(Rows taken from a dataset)

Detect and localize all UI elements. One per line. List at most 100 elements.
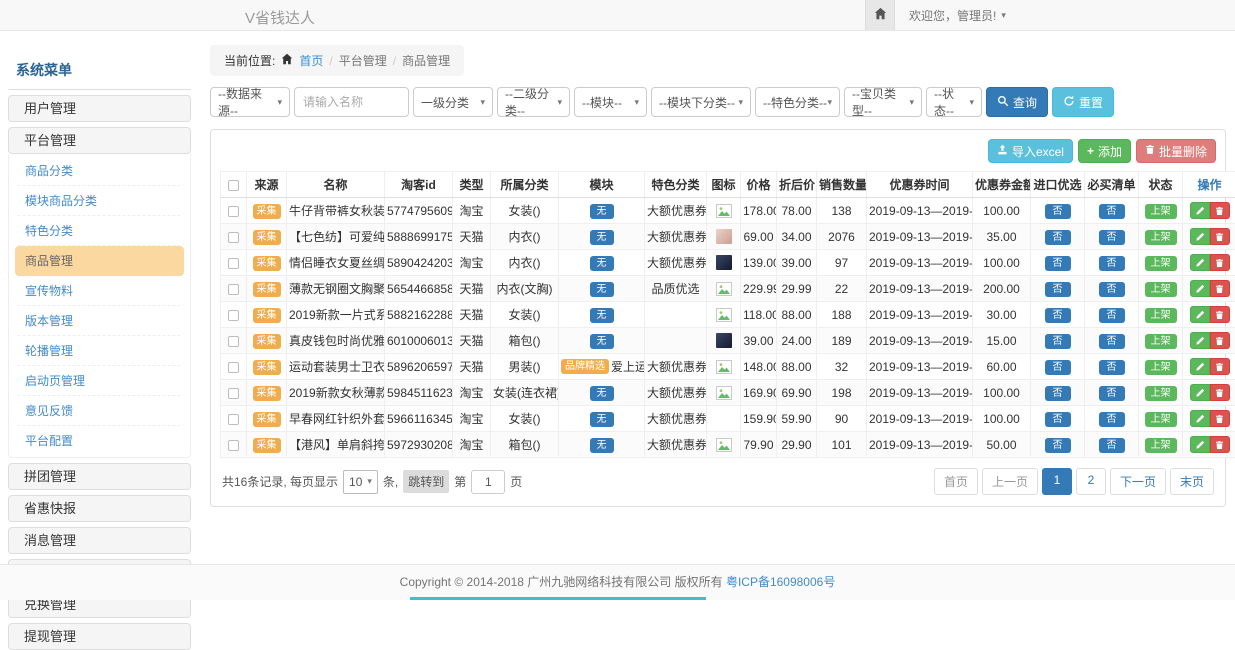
page-button-末页[interactable]: 末页 (1170, 468, 1214, 495)
import-select-badge[interactable]: 否 (1045, 204, 1071, 219)
filter-select-2[interactable]: --二级分类--▾ (497, 87, 570, 117)
page-number-input[interactable] (471, 470, 505, 494)
status-button[interactable]: 上架 (1145, 282, 1177, 297)
filter-select-5[interactable]: --特色分类--▾ (755, 87, 840, 117)
import-select-badge[interactable]: 否 (1045, 282, 1071, 297)
must-buy-badge[interactable]: 否 (1099, 204, 1125, 219)
sidebar-item-平台管理[interactable]: 平台管理 (8, 127, 191, 154)
sidebar-item-拼团管理[interactable]: 拼团管理 (8, 463, 191, 490)
sidebar-item-宣传物料[interactable]: 宣传物料 (15, 276, 184, 306)
module-none-badge[interactable]: 无 (590, 282, 614, 297)
filter-select-4[interactable]: --模块下分类--▾ (651, 87, 751, 117)
page-button-下一页[interactable]: 下一页 (1110, 468, 1166, 495)
page-button-上一页[interactable]: 上一页 (982, 468, 1038, 495)
must-buy-badge[interactable]: 否 (1099, 334, 1125, 349)
import-select-badge[interactable]: 否 (1045, 412, 1071, 427)
sidebar-item-意见反馈[interactable]: 意见反馈 (15, 396, 184, 426)
row-checkbox[interactable] (228, 232, 239, 243)
edit-button[interactable] (1190, 254, 1210, 271)
edit-button[interactable] (1190, 332, 1210, 349)
select-all-checkbox[interactable] (228, 180, 239, 191)
sidebar-item-省惠快报[interactable]: 省惠快报 (8, 495, 191, 522)
jump-to-button[interactable]: 跳转到 (403, 470, 449, 493)
delete-button[interactable] (1210, 332, 1230, 349)
must-buy-badge[interactable]: 否 (1099, 360, 1125, 375)
delete-button[interactable] (1210, 410, 1230, 427)
status-button[interactable]: 上架 (1145, 386, 1177, 401)
page-button-1[interactable]: 1 (1042, 468, 1072, 495)
import-select-badge[interactable]: 否 (1045, 334, 1071, 349)
must-buy-badge[interactable]: 否 (1099, 256, 1125, 271)
module-none-badge[interactable]: 无 (590, 256, 614, 271)
module-none-badge[interactable]: 无 (590, 204, 614, 219)
page-button-首页[interactable]: 首页 (934, 468, 978, 495)
row-checkbox[interactable] (228, 258, 239, 269)
status-button[interactable]: 上架 (1145, 334, 1177, 349)
delete-button[interactable] (1210, 306, 1230, 323)
delete-button[interactable] (1210, 436, 1230, 453)
row-checkbox[interactable] (228, 440, 239, 451)
module-none-badge[interactable]: 无 (590, 334, 614, 349)
filter-select-1[interactable]: 一级分类▾ (413, 87, 493, 117)
filter-select-3[interactable]: --模块--▾ (574, 87, 647, 117)
module-none-badge[interactable]: 无 (590, 308, 614, 323)
status-button[interactable]: 上架 (1145, 438, 1177, 453)
row-checkbox[interactable] (228, 284, 239, 295)
sidebar-item-启动页管理[interactable]: 启动页管理 (15, 366, 184, 396)
edit-button[interactable] (1190, 358, 1210, 375)
must-buy-badge[interactable]: 否 (1099, 386, 1125, 401)
row-checkbox[interactable] (228, 388, 239, 399)
delete-button[interactable] (1210, 280, 1230, 297)
user-menu[interactable]: 欢迎您，管理员! ▾ (909, 7, 1006, 24)
edit-button[interactable] (1190, 436, 1210, 453)
must-buy-badge[interactable]: 否 (1099, 412, 1125, 427)
search-button[interactable]: 查询 (986, 87, 1048, 117)
edit-button[interactable] (1190, 202, 1210, 219)
add-button[interactable]: + 添加 (1078, 139, 1131, 163)
must-buy-badge[interactable]: 否 (1099, 308, 1125, 323)
delete-button[interactable] (1210, 228, 1230, 245)
breadcrumb-home-link[interactable]: 首页 (299, 52, 323, 69)
status-button[interactable]: 上架 (1145, 360, 1177, 375)
import-select-badge[interactable]: 否 (1045, 230, 1071, 245)
import-select-badge[interactable]: 否 (1045, 360, 1071, 375)
sidebar-item-特色分类[interactable]: 特色分类 (15, 216, 184, 246)
status-button[interactable]: 上架 (1145, 412, 1177, 427)
status-button[interactable]: 上架 (1145, 204, 1177, 219)
sidebar-item-平台配置[interactable]: 平台配置 (15, 426, 184, 455)
import-select-badge[interactable]: 否 (1045, 386, 1071, 401)
module-none-badge[interactable]: 无 (590, 230, 614, 245)
status-button[interactable]: 上架 (1145, 256, 1177, 271)
filter-select-7[interactable]: --状态--▾ (926, 87, 982, 117)
reset-button[interactable]: 重置 (1052, 87, 1114, 117)
row-checkbox[interactable] (228, 362, 239, 373)
must-buy-badge[interactable]: 否 (1099, 438, 1125, 453)
module-none-badge[interactable]: 无 (590, 386, 614, 401)
delete-button[interactable] (1210, 254, 1230, 271)
filter-select-6[interactable]: --宝贝类型--▾ (844, 87, 922, 117)
sidebar-item-模块商品分类[interactable]: 模块商品分类 (15, 186, 184, 216)
edit-button[interactable] (1190, 306, 1210, 323)
import-excel-button[interactable]: 导入excel (988, 139, 1073, 163)
sidebar-item-商品分类[interactable]: 商品分类 (15, 156, 184, 186)
delete-button[interactable] (1210, 202, 1230, 219)
module-none-badge[interactable]: 无 (590, 438, 614, 453)
import-select-badge[interactable]: 否 (1045, 308, 1071, 323)
edit-button[interactable] (1190, 280, 1210, 297)
icp-link[interactable]: 粤ICP备16098006号 (726, 575, 835, 589)
delete-button[interactable] (1210, 384, 1230, 401)
import-select-badge[interactable]: 否 (1045, 256, 1071, 271)
edit-button[interactable] (1190, 228, 1210, 245)
page-button-2[interactable]: 2 (1076, 468, 1106, 495)
module-none-badge[interactable]: 无 (590, 412, 614, 427)
home-button[interactable] (865, 0, 895, 30)
batch-delete-button[interactable]: 批量删除 (1136, 139, 1216, 163)
per-page-select[interactable]: 10 ▾ (343, 470, 378, 494)
sidebar-item-轮播管理[interactable]: 轮播管理 (15, 336, 184, 366)
delete-button[interactable] (1210, 358, 1230, 375)
status-button[interactable]: 上架 (1145, 230, 1177, 245)
row-checkbox[interactable] (228, 414, 239, 425)
edit-button[interactable] (1190, 410, 1210, 427)
row-checkbox[interactable] (228, 206, 239, 217)
status-button[interactable]: 上架 (1145, 308, 1177, 323)
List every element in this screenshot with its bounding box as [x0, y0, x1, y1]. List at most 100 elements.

- Task directions -
Count the lines of the records that contain the string "edit", treating uppercase and lowercase letters as distinct. Give only the number.

- Worked solution -
9